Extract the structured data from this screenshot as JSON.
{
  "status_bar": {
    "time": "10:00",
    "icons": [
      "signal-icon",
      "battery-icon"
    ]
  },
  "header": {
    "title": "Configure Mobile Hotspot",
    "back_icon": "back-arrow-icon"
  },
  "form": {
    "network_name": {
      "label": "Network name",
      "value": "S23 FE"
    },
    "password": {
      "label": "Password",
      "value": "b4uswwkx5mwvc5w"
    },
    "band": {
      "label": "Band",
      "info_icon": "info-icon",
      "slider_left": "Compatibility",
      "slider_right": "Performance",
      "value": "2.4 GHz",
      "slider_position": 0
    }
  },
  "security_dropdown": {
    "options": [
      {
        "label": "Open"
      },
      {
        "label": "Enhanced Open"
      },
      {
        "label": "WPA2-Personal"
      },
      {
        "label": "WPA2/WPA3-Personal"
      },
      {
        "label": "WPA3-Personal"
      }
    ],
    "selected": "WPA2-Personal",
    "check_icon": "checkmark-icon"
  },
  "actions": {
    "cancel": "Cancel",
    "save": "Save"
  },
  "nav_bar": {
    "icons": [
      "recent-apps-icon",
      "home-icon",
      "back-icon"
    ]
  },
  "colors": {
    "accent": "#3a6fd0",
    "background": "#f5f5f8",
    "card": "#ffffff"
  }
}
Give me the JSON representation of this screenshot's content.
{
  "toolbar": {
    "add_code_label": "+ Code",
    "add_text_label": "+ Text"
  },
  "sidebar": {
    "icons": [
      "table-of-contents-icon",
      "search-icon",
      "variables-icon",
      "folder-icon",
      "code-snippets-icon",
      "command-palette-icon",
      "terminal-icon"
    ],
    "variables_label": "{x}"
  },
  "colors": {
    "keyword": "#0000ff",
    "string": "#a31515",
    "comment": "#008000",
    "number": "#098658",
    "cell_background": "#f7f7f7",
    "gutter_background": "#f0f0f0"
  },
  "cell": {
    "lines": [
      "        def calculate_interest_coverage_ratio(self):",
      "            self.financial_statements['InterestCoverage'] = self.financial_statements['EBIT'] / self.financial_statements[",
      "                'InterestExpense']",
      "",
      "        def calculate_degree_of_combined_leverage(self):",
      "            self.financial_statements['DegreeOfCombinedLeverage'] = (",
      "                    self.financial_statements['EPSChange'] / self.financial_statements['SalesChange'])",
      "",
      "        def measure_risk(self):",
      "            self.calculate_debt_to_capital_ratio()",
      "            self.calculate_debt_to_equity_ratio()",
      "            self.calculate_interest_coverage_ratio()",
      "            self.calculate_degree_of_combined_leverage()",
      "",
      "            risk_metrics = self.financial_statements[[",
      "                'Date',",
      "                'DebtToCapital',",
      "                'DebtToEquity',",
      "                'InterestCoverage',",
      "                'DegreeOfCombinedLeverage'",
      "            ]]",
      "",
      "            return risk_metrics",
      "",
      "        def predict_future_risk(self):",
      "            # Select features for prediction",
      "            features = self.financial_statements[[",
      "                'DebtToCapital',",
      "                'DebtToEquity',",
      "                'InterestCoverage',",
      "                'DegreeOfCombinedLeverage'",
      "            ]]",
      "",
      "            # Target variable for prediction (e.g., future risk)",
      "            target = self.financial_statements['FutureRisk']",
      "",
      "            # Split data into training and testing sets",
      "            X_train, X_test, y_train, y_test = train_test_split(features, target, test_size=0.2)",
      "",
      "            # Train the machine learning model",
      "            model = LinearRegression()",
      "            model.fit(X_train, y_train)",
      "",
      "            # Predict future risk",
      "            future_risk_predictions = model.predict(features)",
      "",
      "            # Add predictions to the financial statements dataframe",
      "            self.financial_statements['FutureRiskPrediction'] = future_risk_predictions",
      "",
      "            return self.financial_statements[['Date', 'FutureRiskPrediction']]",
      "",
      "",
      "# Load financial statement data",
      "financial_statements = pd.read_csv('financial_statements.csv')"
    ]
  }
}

○ ○ ○ ○ ○

§ Exercise objective:
Across the data, tally the lines containing "FutureRiskPrediction" and give back the number alone.

§ Response to this exercise:
2